BEGIN

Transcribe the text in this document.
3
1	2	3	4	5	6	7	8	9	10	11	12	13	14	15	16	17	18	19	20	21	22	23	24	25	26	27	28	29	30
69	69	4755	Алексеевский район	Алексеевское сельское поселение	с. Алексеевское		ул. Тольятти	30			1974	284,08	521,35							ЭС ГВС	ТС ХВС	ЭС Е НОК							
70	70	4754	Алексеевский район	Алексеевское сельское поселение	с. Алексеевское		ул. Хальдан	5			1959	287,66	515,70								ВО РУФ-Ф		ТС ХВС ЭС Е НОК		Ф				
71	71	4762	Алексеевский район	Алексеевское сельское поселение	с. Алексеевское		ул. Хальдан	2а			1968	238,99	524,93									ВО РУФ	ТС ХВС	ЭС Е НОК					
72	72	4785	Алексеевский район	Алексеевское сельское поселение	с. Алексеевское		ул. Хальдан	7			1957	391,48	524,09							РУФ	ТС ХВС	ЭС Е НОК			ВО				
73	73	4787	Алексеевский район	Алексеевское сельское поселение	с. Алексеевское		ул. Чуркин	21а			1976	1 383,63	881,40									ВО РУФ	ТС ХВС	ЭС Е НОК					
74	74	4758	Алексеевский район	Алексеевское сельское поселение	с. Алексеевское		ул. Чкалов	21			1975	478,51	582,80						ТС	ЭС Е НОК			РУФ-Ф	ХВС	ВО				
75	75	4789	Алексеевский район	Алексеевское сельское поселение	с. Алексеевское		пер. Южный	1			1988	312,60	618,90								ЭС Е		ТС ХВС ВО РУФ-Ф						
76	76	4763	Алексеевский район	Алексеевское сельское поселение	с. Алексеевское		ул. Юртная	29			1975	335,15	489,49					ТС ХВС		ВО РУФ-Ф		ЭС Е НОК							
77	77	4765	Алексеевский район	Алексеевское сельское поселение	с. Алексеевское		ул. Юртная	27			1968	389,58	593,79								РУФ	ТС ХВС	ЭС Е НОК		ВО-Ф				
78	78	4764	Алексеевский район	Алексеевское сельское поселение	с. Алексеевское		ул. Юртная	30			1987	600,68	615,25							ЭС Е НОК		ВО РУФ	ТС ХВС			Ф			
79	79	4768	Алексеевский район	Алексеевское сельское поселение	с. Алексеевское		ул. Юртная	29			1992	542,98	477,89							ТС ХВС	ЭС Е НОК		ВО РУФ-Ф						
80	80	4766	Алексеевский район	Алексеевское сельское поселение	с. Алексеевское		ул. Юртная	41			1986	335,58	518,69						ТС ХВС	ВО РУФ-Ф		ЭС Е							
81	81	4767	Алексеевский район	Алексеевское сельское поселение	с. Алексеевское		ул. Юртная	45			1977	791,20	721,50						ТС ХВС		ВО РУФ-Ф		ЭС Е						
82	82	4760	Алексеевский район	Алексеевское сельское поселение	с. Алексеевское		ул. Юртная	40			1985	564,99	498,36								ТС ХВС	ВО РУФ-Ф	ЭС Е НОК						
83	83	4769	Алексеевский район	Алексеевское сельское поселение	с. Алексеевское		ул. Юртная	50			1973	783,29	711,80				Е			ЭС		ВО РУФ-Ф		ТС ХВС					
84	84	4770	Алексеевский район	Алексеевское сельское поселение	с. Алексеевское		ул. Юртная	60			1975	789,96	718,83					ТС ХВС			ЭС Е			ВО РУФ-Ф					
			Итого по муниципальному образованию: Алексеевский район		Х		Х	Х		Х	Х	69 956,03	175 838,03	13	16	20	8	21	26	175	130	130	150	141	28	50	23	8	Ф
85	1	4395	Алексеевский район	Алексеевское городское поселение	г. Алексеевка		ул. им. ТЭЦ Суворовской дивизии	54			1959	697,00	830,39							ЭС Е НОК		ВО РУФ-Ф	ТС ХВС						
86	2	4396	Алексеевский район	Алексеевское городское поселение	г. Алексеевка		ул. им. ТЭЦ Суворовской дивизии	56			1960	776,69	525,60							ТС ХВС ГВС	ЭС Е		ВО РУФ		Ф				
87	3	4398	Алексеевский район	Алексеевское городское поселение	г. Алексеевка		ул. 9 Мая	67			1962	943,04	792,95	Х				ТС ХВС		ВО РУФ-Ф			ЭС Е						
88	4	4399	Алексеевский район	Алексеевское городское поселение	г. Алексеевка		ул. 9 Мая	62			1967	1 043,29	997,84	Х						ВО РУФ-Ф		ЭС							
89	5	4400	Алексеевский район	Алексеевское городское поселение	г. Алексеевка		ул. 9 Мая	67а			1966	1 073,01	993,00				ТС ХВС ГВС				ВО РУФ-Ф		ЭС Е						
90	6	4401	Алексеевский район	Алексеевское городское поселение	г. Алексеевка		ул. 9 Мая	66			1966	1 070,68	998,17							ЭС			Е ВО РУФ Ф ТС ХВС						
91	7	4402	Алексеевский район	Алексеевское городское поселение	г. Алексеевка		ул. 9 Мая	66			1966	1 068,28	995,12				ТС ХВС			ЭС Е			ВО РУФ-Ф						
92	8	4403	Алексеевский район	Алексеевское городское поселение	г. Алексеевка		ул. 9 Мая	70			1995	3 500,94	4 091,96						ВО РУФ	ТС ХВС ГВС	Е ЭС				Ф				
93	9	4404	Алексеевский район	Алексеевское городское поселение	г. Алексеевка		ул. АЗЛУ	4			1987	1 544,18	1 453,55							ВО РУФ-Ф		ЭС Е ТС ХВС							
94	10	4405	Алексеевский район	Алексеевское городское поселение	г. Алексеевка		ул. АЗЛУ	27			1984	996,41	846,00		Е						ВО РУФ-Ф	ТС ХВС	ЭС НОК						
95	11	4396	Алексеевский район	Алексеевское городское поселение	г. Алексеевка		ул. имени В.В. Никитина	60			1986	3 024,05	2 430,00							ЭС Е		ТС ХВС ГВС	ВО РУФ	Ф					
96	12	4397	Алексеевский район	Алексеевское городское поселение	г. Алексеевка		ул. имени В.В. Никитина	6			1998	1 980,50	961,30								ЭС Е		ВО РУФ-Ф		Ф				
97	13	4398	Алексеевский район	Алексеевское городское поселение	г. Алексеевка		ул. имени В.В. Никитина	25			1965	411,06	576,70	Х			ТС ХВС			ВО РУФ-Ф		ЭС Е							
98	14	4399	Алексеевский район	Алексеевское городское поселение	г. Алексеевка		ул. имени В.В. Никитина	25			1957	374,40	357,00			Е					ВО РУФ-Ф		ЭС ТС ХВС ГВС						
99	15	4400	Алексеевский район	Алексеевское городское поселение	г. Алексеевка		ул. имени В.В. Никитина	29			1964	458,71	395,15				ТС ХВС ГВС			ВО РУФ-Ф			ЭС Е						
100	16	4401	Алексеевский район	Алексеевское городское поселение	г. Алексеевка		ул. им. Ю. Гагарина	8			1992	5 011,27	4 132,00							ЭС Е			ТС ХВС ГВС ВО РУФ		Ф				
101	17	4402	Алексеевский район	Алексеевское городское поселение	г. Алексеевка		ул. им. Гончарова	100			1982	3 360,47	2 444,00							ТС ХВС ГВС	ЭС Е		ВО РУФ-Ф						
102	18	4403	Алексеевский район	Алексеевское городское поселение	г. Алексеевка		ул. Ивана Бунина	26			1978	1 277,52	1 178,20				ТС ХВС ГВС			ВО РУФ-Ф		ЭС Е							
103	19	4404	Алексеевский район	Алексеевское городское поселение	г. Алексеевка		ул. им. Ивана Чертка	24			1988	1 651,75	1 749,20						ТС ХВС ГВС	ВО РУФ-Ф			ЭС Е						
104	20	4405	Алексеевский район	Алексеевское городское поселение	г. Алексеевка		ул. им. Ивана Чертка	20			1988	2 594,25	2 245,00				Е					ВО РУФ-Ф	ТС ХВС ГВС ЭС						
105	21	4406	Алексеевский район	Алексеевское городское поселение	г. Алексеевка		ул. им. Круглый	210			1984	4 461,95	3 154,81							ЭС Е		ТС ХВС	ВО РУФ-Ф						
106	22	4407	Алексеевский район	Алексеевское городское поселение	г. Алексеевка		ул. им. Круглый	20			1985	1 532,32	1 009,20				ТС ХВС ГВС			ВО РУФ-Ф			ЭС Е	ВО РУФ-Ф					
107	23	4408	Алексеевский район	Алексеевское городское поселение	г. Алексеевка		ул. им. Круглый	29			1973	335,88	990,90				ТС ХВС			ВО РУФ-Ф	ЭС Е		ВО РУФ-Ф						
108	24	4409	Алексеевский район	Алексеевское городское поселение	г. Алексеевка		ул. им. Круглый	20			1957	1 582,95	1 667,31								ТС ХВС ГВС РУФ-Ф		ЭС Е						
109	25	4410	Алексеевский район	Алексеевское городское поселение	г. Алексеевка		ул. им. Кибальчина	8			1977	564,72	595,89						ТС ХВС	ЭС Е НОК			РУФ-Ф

END

What you need to do
State how many lines include the string "АЗЛУ", and nothing more.

Full output
2